Collected data entries
━━━━

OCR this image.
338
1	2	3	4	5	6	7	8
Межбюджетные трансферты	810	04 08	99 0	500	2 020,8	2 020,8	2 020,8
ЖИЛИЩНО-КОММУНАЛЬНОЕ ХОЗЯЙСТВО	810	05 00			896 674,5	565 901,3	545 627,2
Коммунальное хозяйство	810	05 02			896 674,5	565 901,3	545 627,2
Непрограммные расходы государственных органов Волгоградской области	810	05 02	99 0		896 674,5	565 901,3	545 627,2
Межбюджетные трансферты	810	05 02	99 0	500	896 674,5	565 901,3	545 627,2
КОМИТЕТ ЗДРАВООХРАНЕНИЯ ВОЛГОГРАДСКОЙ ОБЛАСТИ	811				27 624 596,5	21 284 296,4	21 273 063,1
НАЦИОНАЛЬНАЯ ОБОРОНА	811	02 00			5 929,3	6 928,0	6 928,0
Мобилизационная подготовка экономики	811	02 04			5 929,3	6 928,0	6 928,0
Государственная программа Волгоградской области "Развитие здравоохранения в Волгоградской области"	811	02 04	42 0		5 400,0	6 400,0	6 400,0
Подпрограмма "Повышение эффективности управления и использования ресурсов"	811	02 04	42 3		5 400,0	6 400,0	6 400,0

━━━━

◆ What is expected ◆
Set down every line of the listing above again, exactly as given.

◆ Answer to this task ◆
OCR this image.
338
1	2	3	4	5	6	7	8
Межбюджетные трансферты	810	04 08	99 0	500	2 020,8	2 020,8	2 020,8
ЖИЛИЩНО-КОММУНАЛЬНОЕ ХОЗЯЙСТВО	810	05 00			896 674,5	565 901,3	545 627,2
Коммунальное хозяйство	810	05 02			896 674,5	565 901,3	545 627,2
Непрограммные расходы государственных органов Волгоградской области	810	05 02	99 0		896 674,5	565 901,3	545 627,2
Межбюджетные трансферты	810	05 02	99 0	500	896 674,5	565 901,3	545 627,2
КОМИТЕТ ЗДРАВООХРАНЕНИЯ ВОЛГОГРАДСКОЙ ОБЛАСТИ	811				27 624 596,5	21 284 296,4	21 273 063,1
НАЦИОНАЛЬНАЯ ОБОРОНА	811	02 00			5 929,3	6 928,0	6 928,0
Мобилизационная подготовка экономики	811	02 04			5 929,3	6 928,0	6 928,0
Государственная программа Волгоградской области "Развитие здравоохранения в Волгоградской области"	811	02 04	42 0		5 400,0	6 400,0	6 400,0
Подпрограмма "Повышение эффективности управления и использования ресурсов"	811	02 04	42 3		5 400,0	6 400,0	6 400,0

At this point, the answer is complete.